Problem to solve:
Lines containing the word "label" should be extracted in full.

Data supplied:
____________

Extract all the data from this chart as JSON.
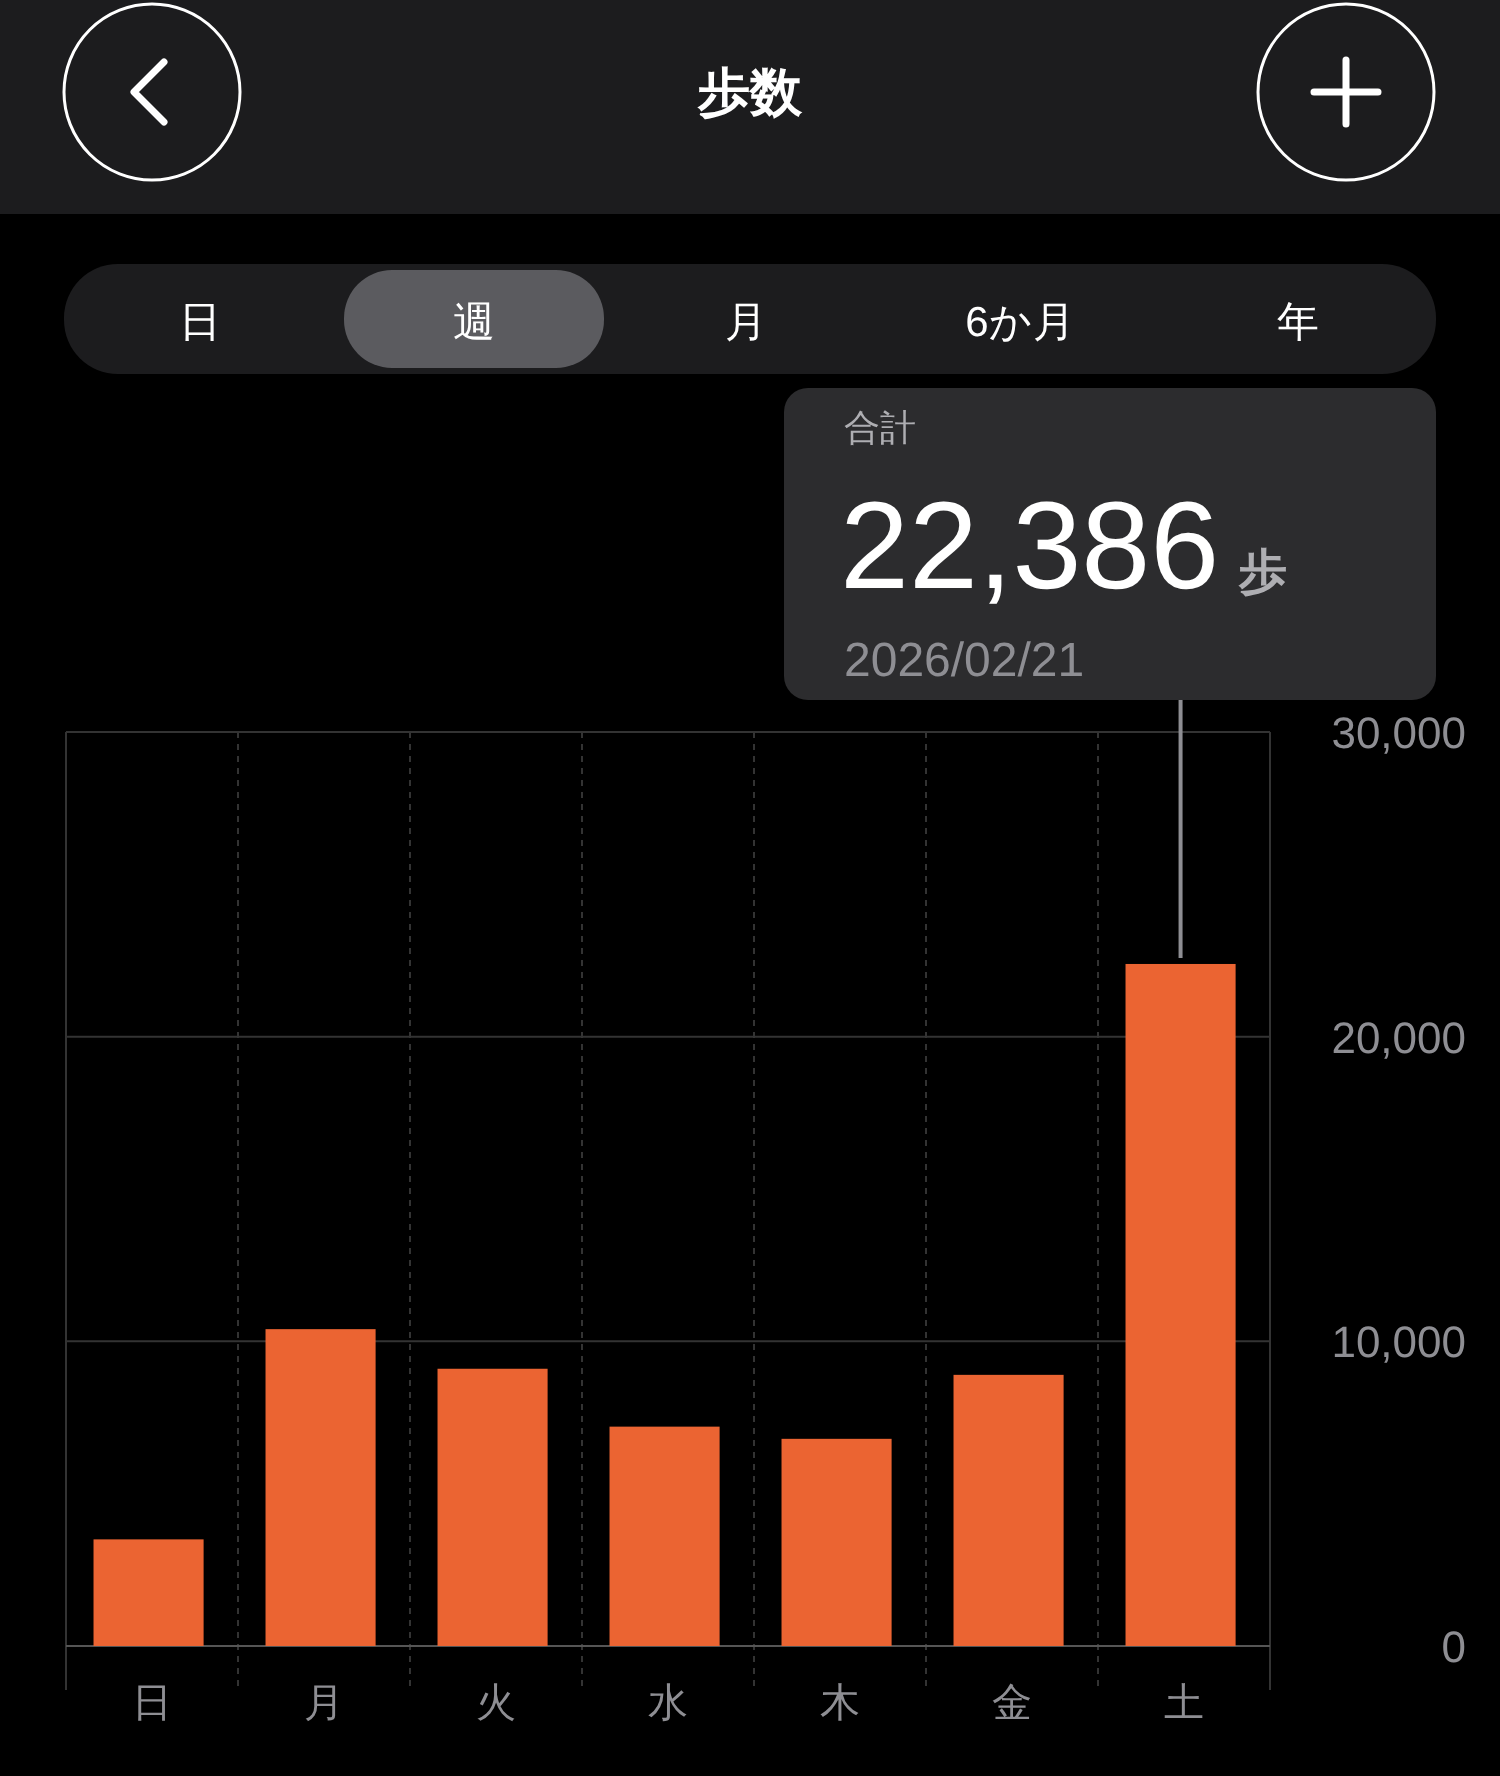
{
  "chart_data": {
    "type": "bar",
    "title": "歩数",
    "categories": [
      "日",
      "月",
      "火",
      "水",
      "木",
      "金",
      "土"
    ],
    "values": [
      3500,
      10400,
      9100,
      7200,
      6800,
      8900,
      22386
    ],
    "color": "#eb6432",
    "ylim": [
      0,
      30000
    ],
    "yticks": [
      0,
      {
        "value": 10000,
        "label": "10,000"
      },
      {
        "value": 20000,
        "label": "20,000"
      },
      {
        "value": 30000,
        "label": "30,000"
      }
    ],
    "grid": true,
    "annotations": [
      "日",
      "週",
      "月",
      "6か月",
      "年",
      "合計",
      {
        "text": "22,386 歩",
        "x": "土",
        "y": 22386
      },
      "2026/02/21"
    ]
  }
}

____________

The result:
        "label": "10,000"
        "label": "20,000"
        "label": "30,000"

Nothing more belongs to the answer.